Saved entries:
============================================================

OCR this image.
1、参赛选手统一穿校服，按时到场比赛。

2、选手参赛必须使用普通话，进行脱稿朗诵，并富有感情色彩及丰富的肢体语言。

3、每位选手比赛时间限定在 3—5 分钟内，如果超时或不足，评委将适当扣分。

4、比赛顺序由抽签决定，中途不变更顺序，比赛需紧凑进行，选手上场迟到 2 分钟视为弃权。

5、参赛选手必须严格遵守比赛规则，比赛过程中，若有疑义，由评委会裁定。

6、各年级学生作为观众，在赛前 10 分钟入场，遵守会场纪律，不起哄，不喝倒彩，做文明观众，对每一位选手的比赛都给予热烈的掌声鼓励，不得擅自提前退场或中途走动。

============================================================

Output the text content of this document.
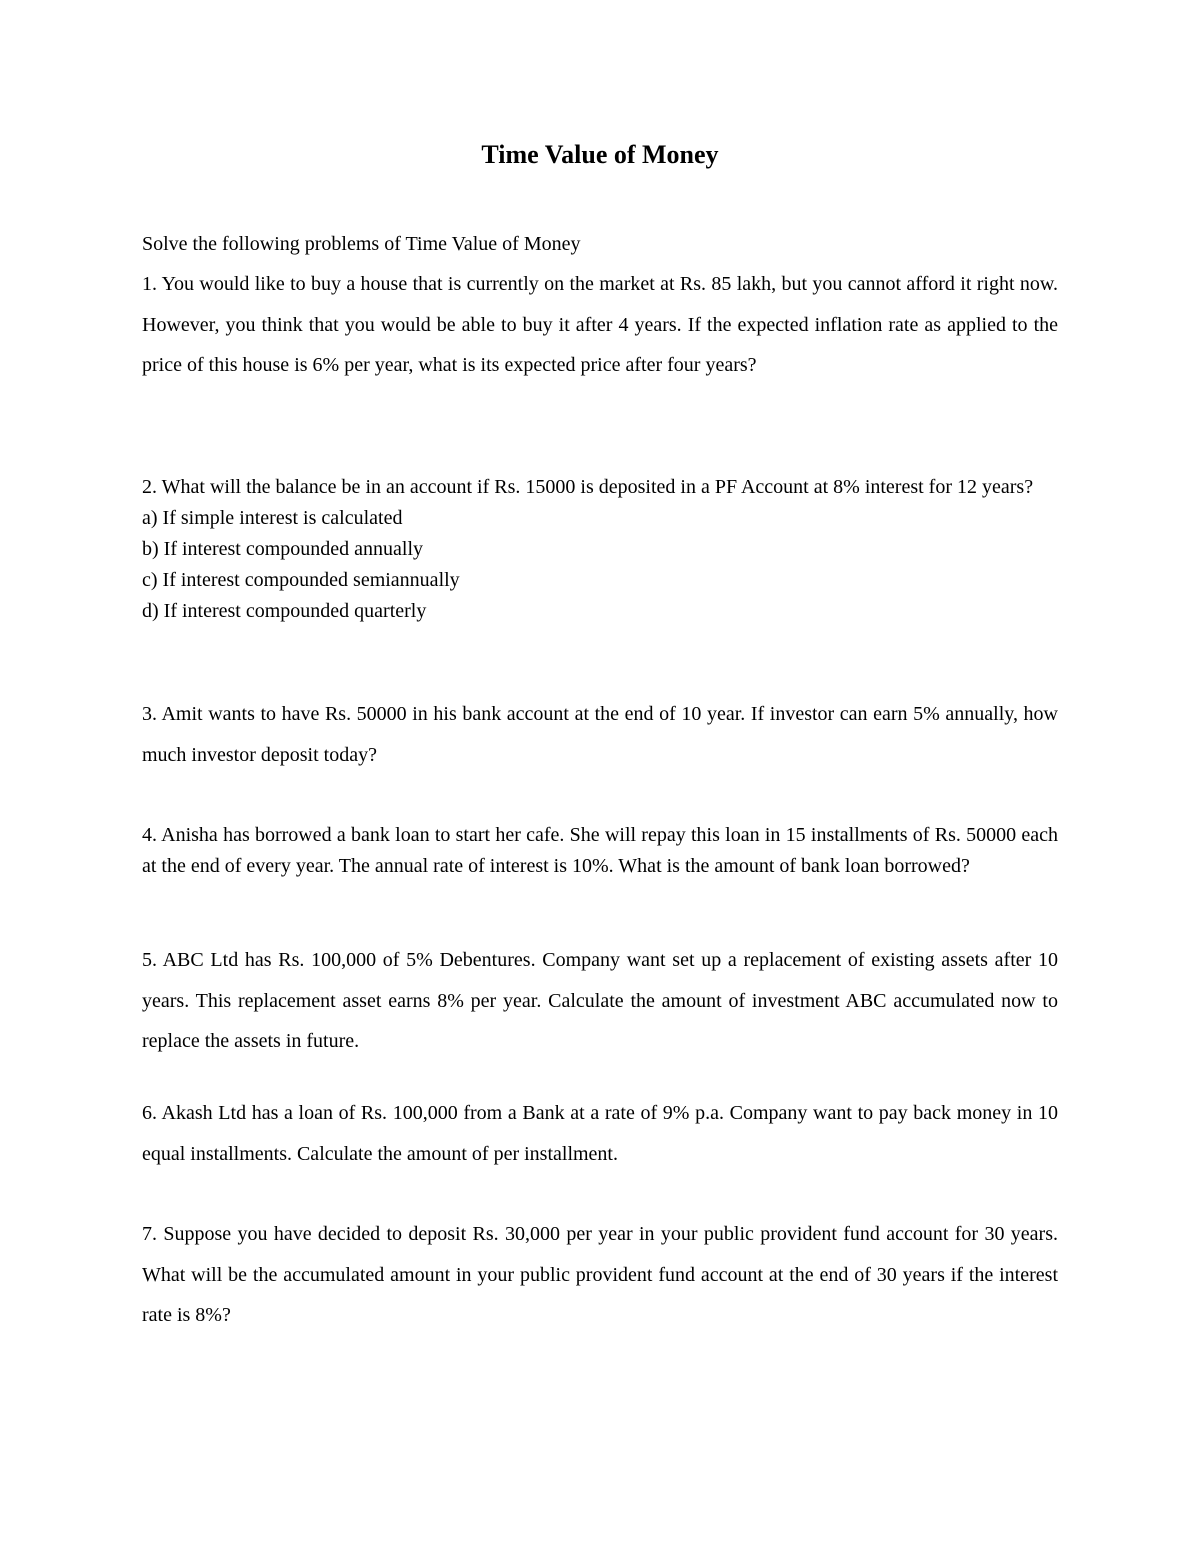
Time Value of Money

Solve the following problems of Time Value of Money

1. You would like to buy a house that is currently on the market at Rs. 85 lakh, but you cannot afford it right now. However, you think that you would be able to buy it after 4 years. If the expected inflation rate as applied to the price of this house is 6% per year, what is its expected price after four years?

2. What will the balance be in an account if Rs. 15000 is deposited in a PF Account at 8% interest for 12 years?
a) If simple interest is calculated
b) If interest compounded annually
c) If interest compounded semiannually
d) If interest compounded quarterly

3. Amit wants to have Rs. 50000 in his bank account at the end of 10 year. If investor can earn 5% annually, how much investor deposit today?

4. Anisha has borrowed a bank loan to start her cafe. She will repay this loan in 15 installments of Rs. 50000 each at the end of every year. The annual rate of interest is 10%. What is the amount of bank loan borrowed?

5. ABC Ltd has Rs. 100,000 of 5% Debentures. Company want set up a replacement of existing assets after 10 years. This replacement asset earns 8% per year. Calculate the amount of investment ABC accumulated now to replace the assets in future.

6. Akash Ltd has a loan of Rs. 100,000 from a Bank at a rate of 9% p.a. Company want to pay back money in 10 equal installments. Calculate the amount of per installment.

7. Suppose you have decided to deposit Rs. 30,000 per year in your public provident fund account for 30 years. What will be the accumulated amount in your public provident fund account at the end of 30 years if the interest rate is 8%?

============================================================

Gather each line in the entries above where the string "years" is found.

1. You would like to buy a house that is currently on the market at Rs. 85 lakh, but you cannot afford it right now. However, you think that you would be able to buy it after 4 years. If the expected inflation rate as applied to the price of this house is 6% per year, what is its expected price after four years?
2. What will the balance be in an account if Rs. 15000 is deposited in a PF Account at 8% interest for 12 years?
5. ABC Ltd has Rs. 100,000 of 5% Debentures. Company want set up a replacement of existing assets after 10 years. This replacement asset earns 8% per year. Calculate the amount of investment ABC accumulated now to replace the assets in future.
7. Suppose you have decided to deposit Rs. 30,000 per year in your public provident fund account for 30 years. What will be the accumulated amount in your public provident fund account at the end of 30 years if the interest rate is 8%?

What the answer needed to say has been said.